TO BE DONE:
Within the material below, find each line bearing the word "quiet" and present it.

THE INPUT:

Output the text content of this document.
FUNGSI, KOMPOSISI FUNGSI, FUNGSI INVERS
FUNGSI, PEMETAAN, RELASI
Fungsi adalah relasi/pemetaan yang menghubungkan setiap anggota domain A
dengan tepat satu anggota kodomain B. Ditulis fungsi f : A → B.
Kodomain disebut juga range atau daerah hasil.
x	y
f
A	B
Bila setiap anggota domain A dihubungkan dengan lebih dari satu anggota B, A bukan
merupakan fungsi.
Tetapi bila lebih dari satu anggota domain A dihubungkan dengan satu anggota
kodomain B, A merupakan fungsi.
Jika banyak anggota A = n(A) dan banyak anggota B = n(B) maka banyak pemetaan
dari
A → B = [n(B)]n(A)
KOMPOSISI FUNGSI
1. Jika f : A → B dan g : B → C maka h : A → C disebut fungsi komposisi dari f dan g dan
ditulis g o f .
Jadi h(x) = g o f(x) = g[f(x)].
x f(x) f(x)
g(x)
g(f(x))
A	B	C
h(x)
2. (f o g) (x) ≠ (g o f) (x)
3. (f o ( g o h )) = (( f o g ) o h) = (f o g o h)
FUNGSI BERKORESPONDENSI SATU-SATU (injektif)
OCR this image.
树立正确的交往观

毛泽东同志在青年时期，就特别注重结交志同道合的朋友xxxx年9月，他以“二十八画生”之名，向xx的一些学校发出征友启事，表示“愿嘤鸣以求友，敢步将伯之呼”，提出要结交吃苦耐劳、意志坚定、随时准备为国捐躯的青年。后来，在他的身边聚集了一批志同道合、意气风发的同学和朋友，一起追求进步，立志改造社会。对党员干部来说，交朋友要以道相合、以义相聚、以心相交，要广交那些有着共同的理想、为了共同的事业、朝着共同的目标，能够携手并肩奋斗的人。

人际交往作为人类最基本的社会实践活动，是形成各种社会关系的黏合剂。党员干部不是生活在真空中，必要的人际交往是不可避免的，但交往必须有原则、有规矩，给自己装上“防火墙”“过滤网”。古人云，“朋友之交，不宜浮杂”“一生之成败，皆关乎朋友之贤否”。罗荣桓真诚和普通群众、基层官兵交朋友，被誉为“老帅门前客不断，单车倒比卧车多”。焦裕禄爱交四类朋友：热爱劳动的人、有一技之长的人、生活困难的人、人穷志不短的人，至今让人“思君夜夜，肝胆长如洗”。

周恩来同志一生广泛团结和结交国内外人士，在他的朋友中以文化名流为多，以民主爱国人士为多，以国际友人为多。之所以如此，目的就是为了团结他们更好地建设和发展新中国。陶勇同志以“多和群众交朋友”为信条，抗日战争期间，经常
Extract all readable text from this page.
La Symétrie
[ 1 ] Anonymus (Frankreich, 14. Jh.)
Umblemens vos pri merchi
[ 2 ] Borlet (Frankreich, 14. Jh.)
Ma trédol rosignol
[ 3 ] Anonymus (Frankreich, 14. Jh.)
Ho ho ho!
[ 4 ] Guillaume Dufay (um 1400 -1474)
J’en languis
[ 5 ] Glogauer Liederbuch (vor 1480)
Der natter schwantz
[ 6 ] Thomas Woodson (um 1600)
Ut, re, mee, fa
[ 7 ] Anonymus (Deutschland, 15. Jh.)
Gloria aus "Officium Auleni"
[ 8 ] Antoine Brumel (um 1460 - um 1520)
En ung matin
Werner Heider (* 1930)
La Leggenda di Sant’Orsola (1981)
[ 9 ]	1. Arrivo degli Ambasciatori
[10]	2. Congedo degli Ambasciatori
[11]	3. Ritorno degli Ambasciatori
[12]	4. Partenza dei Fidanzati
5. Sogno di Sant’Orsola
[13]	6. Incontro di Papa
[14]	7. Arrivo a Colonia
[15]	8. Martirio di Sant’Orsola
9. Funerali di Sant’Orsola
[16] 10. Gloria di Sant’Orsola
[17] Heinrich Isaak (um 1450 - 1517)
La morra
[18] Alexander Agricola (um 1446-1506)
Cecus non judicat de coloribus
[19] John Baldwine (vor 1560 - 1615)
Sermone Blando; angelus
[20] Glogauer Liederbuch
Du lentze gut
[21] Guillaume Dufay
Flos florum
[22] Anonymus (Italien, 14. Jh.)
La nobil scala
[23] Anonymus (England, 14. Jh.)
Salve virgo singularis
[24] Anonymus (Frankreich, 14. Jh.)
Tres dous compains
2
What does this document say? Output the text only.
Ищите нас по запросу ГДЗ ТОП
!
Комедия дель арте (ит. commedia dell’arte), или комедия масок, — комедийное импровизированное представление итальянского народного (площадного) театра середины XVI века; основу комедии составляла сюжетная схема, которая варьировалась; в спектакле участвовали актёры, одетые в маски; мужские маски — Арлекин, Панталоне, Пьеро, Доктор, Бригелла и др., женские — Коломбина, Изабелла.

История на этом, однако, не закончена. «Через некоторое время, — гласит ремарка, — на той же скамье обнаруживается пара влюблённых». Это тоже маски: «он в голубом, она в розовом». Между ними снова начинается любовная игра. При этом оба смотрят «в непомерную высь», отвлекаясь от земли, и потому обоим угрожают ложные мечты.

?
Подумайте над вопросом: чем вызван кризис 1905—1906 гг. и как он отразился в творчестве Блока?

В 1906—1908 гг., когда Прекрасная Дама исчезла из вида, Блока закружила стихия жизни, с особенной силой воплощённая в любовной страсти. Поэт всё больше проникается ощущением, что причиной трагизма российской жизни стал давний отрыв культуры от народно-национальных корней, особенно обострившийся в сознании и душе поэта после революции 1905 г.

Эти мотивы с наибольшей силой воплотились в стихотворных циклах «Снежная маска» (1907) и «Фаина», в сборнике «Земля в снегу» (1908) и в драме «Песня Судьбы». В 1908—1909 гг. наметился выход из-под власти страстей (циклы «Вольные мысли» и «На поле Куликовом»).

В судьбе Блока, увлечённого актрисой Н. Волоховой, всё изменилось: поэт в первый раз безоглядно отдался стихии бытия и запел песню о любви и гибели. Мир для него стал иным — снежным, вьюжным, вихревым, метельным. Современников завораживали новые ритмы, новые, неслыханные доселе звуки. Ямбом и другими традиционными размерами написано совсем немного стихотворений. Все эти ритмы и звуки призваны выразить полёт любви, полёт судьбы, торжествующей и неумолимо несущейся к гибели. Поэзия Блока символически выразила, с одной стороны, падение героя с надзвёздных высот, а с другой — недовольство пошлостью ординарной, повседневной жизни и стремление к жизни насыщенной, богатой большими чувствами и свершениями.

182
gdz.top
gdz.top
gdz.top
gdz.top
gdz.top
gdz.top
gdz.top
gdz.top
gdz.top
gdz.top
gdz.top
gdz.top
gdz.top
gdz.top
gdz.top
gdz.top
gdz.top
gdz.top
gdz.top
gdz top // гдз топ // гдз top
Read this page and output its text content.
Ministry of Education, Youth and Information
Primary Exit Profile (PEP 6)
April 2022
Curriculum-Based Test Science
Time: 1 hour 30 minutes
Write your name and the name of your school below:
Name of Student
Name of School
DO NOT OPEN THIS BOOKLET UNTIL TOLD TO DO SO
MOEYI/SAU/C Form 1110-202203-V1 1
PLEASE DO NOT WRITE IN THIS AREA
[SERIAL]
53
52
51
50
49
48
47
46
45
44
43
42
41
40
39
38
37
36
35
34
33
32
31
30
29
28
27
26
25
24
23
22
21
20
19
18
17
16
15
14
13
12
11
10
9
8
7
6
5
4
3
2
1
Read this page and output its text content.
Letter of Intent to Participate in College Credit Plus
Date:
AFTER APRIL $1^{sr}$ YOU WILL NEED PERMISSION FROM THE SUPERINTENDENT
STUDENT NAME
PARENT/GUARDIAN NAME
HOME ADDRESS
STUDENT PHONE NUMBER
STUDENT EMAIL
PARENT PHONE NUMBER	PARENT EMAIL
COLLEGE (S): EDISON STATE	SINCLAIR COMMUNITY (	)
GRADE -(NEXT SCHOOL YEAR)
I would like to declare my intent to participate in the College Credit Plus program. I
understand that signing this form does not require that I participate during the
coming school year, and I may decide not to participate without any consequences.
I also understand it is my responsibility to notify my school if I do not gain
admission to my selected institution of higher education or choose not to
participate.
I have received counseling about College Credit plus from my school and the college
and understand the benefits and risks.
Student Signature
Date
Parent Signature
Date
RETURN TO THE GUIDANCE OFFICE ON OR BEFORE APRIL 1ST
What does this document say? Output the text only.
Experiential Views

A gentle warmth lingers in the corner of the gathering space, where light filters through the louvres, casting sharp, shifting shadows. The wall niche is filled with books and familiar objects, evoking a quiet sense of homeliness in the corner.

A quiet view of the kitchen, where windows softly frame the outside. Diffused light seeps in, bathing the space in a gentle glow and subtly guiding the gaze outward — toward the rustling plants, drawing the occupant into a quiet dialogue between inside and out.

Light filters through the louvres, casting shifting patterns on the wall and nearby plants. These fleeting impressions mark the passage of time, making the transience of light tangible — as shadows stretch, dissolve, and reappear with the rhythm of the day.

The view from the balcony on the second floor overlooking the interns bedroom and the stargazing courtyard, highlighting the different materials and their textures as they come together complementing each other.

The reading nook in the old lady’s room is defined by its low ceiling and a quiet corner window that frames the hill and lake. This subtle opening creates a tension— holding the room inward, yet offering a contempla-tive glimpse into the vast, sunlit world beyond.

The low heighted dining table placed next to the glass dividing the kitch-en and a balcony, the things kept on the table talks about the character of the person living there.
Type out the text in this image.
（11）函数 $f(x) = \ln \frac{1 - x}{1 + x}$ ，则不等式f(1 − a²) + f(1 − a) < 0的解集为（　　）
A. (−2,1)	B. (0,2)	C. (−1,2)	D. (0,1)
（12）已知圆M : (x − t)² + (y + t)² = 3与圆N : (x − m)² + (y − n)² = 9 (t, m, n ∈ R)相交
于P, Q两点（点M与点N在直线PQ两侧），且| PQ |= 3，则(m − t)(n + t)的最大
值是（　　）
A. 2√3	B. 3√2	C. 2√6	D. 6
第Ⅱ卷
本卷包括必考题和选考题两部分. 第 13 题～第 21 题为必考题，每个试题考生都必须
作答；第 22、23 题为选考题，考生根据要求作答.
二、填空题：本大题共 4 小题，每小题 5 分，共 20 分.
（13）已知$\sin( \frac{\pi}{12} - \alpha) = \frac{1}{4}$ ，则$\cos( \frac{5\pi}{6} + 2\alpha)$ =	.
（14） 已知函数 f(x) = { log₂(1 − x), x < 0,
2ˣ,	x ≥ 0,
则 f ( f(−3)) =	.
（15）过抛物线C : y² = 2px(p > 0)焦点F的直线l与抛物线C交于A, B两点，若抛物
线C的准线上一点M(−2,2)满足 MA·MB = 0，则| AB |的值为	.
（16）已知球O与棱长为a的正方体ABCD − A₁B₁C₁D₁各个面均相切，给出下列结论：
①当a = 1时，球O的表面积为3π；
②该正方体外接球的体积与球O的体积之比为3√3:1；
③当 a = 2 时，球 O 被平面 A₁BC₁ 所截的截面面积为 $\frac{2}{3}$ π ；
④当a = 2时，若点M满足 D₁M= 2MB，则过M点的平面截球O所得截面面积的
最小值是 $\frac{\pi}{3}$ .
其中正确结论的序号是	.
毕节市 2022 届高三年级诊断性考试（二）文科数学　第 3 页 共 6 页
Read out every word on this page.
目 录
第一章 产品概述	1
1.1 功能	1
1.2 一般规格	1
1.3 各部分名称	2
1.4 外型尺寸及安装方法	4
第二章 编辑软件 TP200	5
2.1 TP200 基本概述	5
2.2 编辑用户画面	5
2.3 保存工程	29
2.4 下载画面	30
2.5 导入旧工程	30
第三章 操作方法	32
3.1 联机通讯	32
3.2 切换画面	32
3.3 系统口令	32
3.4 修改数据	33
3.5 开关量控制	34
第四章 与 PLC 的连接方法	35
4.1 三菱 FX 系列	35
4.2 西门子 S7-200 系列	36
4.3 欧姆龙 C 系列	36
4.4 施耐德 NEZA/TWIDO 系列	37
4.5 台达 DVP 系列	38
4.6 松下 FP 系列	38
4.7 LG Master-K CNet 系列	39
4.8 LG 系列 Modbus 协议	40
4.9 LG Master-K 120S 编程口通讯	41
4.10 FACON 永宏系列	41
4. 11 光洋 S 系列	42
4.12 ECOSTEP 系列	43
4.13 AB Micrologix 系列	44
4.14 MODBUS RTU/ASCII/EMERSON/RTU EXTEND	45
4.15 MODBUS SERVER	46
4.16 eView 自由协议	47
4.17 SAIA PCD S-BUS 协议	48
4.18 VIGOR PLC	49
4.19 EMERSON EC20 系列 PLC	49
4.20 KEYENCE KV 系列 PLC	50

SOLUTION FOR THIS TASK:
A gentle warmth lingers in the corner of the gathering space, where light filters through the louvres, casting sharp, shifting shadows. The wall niche is filled with books and familiar objects, evoking a quiet sense of homeliness in the corner.
A quiet view of the kitchen, where windows softly frame the outside. Diffused light seeps in, bathing the space in a gentle glow and subtly guiding the gaze outward — toward the rustling plants, drawing the occupant into a quiet dialogue between inside and out.
The reading nook in the old lady’s room is defined by its low ceiling and a quiet corner window that frames the hill and lake. This subtle opening creates a tension— holding the room inward, yet offering a contempla-tive glimpse into the vast, sunlit world beyond.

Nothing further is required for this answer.